▸ **WORK TO BE COMPLETED**
Your task is to locate every line holding the string "icon" and to copy each of them.

▸ **DATASET EXCERPTS**

☆ ☆ ☆ ☆

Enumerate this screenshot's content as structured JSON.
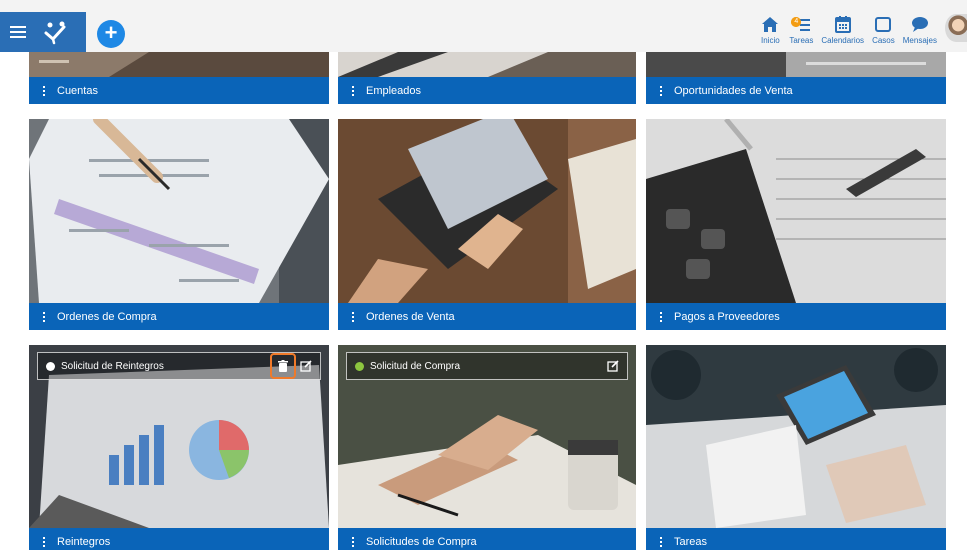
{
  "header": {
    "menu_icon": "hamburger-icon",
    "logo_icon": "logo-icon",
    "add_icon": "plus-icon",
    "nav": [
      {
        "label": "Inicio",
        "icon": "home-icon"
      },
      {
        "label": "Tareas",
        "icon": "tasks-icon",
        "badge": "4"
      },
      {
        "label": "Calendarios",
        "icon": "calendar-icon"
      },
      {
        "label": "Casos",
        "icon": "cases-icon"
      },
      {
        "label": "Mensajes",
        "icon": "message-icon"
      }
    ]
  },
  "tiles": [
    {
      "title": "Cuentas"
    },
    {
      "title": "Empleados"
    },
    {
      "title": "Oportunidades de Venta"
    },
    {
      "title": "Ordenes de Compra"
    },
    {
      "title": "Ordenes de Venta"
    },
    {
      "title": "Pagos a Proveedores"
    },
    {
      "title": "Reintegros",
      "overlay_title": "Solicitud de Reintegros",
      "status_color": "#ffffff"
    },
    {
      "title": "Solicitudes de Compra",
      "overlay_title": "Solicitud de Compra",
      "status_color": "#8dc63f"
    },
    {
      "title": "Tareas"
    }
  ],
  "colors": {
    "accent": "#0a64b8",
    "header_bg": "#f3f3f3",
    "highlight": "#f07a2a"
  }
}
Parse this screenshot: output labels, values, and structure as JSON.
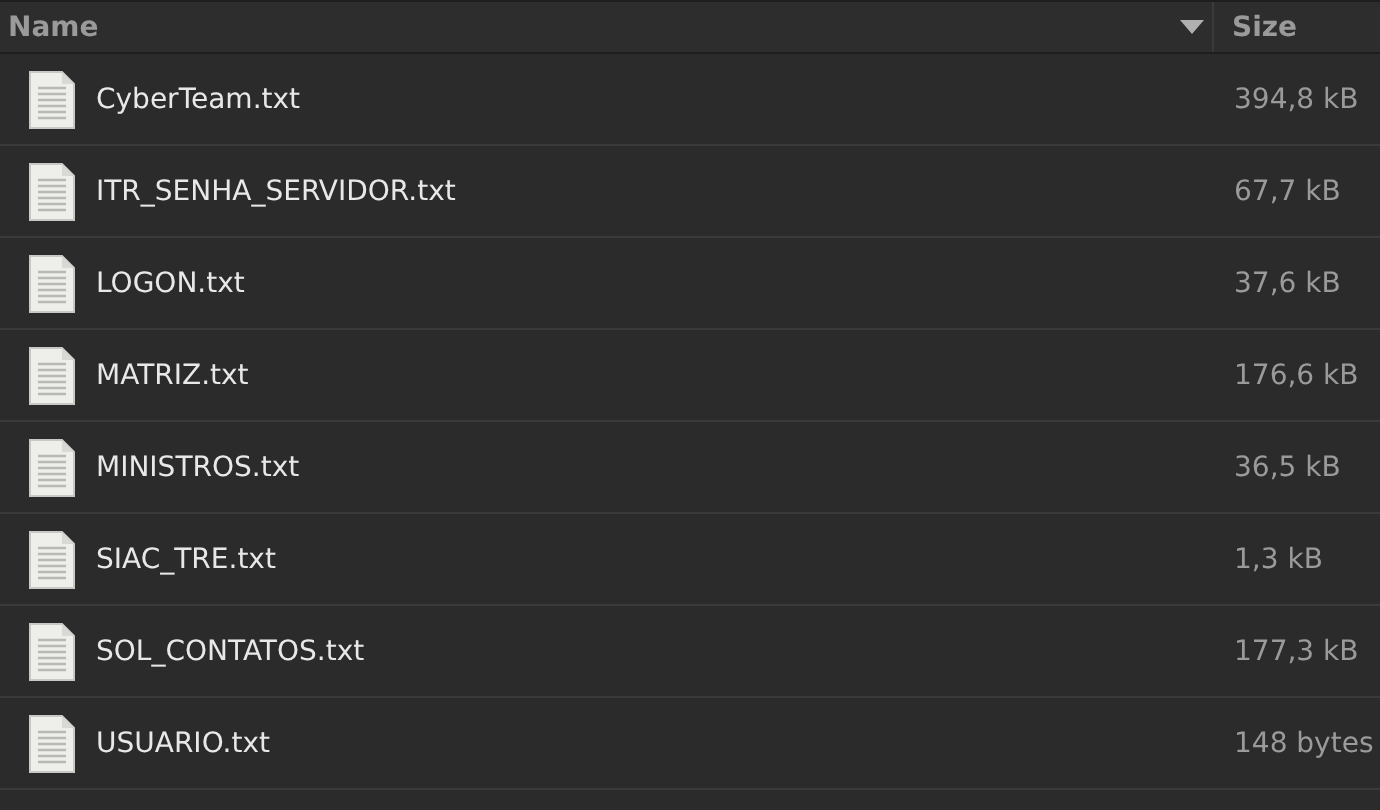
{
  "table": {
    "columns": [
      {
        "label": "Name"
      },
      {
        "label": "Size"
      }
    ],
    "rows": [
      {
        "name": "CyberTeam.txt",
        "size": "394,8 kB"
      },
      {
        "name": "ITR_SENHA_SERVIDOR.txt",
        "size": "67,7 kB"
      },
      {
        "name": "LOGON.txt",
        "size": "37,6 kB"
      },
      {
        "name": "MATRIZ.txt",
        "size": "176,6 kB"
      },
      {
        "name": "MINISTROS.txt",
        "size": "36,5 kB"
      },
      {
        "name": "SIAC_TRE.txt",
        "size": "1,3 kB"
      },
      {
        "name": "SOL_CONTATOS.txt",
        "size": "177,3 kB"
      },
      {
        "name": "USUARIO.txt",
        "size": "148 bytes"
      }
    ]
  }
}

☆ ☆ ☆ ☆

▸ **RESPONSE TO THE EXERCISE**
    "menu_icon": "hamburger-icon",
    "logo_icon": "logo-icon",
    "add_icon": "plus-icon",
        "icon": "home-icon"
        "icon": "tasks-icon",
        "icon": "calendar-icon"
        "icon": "cases-icon"
        "icon": "message-icon"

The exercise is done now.